__Exercise__: Please tally how many lines in the entries below include the word "arrow", giving only the number.

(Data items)
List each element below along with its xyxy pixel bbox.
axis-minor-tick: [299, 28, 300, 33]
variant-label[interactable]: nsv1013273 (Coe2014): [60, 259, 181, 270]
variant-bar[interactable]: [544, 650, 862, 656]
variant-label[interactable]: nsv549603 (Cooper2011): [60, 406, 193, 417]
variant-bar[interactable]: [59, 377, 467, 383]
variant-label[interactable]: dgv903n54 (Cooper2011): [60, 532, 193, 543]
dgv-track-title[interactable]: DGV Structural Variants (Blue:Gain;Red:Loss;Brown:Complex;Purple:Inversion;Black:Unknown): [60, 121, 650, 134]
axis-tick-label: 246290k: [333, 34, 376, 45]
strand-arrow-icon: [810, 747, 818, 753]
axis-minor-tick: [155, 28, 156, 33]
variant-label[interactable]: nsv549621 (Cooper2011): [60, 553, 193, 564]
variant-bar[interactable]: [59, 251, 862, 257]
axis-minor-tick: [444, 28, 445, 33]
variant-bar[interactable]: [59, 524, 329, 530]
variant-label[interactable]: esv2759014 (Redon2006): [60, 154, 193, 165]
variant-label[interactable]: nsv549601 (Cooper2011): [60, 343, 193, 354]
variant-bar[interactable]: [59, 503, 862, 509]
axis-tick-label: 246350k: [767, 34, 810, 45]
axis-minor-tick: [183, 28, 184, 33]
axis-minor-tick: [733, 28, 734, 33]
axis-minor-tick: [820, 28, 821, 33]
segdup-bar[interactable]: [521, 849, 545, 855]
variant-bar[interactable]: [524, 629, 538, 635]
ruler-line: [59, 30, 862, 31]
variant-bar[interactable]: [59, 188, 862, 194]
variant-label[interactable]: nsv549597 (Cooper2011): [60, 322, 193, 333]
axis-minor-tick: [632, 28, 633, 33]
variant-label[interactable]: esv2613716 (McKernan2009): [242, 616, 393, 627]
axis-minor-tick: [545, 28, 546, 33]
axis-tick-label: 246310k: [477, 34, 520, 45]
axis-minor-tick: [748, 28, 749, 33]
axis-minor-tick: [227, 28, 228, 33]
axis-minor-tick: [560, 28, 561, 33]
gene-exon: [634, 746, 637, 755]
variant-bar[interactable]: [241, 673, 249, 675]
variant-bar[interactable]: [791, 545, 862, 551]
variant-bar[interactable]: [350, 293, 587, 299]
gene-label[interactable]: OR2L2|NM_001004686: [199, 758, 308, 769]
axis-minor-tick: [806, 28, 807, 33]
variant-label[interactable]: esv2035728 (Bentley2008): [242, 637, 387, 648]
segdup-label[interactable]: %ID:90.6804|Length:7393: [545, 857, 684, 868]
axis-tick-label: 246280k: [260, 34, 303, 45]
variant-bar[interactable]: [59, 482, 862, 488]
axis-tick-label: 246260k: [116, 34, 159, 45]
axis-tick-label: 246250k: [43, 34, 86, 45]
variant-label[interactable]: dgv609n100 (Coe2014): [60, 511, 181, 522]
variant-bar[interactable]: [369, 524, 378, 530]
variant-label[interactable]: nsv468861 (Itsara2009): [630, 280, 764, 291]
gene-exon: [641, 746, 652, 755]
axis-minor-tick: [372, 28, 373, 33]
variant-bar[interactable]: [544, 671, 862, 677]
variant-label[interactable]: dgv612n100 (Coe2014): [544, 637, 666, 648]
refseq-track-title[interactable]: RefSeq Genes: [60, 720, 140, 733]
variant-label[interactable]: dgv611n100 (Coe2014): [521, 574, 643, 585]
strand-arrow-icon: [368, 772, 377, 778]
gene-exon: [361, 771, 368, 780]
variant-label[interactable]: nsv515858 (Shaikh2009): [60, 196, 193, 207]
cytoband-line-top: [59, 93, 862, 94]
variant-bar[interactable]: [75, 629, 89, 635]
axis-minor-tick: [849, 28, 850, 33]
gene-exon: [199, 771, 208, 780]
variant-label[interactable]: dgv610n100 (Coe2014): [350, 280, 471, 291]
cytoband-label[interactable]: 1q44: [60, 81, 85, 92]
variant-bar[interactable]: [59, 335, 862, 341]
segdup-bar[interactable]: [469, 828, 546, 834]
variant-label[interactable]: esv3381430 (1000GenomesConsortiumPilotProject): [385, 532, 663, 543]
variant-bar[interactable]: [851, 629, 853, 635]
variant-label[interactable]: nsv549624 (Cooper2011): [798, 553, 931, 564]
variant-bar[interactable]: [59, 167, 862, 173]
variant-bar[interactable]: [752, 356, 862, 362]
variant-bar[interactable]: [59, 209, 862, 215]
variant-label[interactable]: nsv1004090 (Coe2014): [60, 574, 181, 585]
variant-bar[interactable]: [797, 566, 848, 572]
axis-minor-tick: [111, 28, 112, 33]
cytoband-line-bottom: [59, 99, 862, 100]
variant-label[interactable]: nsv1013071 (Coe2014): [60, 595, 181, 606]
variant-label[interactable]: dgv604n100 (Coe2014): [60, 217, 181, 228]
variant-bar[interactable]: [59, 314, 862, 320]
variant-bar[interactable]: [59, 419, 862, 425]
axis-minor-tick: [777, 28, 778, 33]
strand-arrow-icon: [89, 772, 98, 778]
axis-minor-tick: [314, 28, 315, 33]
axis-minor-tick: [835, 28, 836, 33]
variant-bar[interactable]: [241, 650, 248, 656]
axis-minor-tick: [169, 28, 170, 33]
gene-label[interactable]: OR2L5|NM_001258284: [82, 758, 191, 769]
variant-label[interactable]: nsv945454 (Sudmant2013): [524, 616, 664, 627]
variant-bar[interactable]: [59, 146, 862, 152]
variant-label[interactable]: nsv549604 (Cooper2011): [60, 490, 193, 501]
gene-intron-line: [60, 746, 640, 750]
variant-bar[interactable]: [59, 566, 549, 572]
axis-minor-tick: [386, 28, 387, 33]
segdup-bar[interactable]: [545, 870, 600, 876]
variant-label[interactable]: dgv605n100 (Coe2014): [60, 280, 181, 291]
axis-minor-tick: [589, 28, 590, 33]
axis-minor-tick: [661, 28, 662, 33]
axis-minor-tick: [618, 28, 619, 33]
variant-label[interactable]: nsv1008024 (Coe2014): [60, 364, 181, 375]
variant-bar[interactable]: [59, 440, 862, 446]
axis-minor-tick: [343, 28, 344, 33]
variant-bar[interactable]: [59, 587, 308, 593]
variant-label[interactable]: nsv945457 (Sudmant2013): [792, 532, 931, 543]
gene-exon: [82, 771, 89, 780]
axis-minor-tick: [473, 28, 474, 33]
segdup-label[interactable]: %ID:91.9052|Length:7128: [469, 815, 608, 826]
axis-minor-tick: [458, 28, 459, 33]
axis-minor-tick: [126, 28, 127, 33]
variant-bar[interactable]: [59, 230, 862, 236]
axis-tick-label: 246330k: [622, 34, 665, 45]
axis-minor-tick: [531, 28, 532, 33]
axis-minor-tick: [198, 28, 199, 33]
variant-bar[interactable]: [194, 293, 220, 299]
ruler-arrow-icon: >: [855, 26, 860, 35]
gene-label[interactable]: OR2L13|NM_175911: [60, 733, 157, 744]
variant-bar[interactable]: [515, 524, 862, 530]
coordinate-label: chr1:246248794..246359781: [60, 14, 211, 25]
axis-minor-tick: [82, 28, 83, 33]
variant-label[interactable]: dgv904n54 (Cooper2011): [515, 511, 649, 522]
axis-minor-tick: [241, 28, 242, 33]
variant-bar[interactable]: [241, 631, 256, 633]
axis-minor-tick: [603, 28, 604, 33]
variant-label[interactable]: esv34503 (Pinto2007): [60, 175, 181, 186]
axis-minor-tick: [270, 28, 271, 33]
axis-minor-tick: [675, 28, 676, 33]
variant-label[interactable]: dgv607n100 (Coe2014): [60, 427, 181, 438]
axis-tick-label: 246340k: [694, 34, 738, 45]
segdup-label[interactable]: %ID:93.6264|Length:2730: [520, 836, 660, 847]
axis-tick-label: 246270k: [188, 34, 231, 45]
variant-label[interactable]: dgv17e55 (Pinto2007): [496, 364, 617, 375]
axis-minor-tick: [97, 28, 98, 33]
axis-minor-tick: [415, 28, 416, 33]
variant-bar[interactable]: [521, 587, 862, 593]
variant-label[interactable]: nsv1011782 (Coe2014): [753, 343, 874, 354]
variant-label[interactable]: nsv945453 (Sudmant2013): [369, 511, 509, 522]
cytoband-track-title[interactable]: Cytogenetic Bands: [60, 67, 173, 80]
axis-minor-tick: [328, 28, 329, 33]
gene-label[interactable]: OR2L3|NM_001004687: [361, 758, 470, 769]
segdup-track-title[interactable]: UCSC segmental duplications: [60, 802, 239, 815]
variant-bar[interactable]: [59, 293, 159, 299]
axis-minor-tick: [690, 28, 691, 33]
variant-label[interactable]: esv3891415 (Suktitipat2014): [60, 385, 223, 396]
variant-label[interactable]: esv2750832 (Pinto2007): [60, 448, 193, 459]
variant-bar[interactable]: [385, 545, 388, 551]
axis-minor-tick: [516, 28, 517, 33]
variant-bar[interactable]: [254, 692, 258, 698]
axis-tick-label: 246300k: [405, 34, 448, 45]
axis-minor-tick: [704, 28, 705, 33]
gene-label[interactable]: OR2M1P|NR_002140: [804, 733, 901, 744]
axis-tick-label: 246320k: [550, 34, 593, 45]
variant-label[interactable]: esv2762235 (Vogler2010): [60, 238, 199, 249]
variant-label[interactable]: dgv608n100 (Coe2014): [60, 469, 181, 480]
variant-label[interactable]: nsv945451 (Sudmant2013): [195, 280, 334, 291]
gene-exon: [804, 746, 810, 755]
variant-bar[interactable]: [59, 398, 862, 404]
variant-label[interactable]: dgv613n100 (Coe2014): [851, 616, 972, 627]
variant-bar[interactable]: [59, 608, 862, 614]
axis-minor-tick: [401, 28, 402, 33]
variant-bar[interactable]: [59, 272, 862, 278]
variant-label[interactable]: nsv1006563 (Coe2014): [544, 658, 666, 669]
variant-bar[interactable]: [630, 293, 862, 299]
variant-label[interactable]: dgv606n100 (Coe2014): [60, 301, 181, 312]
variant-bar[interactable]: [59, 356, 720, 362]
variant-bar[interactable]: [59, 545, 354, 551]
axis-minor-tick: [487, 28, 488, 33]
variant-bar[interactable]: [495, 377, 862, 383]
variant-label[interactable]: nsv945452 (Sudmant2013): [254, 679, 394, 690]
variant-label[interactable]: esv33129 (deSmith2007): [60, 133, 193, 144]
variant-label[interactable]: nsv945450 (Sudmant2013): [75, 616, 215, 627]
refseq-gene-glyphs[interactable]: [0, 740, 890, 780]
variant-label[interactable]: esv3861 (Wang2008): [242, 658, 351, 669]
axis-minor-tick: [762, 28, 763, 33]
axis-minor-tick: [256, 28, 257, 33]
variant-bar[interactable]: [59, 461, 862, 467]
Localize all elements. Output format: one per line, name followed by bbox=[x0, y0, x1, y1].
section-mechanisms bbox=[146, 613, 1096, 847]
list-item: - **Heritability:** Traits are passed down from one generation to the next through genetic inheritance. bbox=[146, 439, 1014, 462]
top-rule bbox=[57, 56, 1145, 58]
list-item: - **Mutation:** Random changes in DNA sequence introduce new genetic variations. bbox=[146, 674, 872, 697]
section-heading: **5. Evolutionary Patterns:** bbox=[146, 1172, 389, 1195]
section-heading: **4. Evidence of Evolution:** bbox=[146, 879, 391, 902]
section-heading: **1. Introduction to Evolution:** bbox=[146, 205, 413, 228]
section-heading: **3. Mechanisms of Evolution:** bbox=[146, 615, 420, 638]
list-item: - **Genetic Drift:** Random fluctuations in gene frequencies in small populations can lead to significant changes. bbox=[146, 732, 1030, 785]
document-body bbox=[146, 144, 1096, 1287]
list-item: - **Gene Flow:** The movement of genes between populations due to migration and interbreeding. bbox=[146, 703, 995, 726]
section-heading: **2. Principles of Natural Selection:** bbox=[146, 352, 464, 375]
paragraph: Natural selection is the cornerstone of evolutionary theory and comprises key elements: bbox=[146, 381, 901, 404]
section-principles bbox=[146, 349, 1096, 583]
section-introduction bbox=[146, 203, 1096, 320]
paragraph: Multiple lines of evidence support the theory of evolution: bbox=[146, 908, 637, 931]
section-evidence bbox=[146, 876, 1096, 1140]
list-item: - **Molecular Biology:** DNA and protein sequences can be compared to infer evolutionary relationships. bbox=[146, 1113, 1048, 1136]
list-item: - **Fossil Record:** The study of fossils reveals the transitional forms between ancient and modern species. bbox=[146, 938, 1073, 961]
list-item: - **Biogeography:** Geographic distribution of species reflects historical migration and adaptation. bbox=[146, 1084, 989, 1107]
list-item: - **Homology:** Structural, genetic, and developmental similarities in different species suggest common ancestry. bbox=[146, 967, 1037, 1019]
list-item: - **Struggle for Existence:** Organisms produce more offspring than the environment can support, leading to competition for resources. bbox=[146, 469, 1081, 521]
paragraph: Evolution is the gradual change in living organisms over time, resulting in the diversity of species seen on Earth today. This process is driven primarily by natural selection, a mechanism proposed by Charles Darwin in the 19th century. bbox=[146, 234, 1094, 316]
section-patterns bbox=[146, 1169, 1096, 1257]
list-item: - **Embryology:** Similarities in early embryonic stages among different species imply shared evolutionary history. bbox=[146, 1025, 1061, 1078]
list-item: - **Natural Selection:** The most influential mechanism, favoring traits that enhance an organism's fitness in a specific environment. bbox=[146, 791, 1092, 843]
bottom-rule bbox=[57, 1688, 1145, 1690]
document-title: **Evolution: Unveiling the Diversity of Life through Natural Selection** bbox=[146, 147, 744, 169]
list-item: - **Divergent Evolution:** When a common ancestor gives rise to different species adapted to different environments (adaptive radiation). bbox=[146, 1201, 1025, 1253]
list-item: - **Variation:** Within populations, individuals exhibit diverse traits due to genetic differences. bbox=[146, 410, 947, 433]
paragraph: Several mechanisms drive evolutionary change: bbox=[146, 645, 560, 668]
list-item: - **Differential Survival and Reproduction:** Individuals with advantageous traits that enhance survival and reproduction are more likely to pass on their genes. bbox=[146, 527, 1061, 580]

__Result of the task__: 4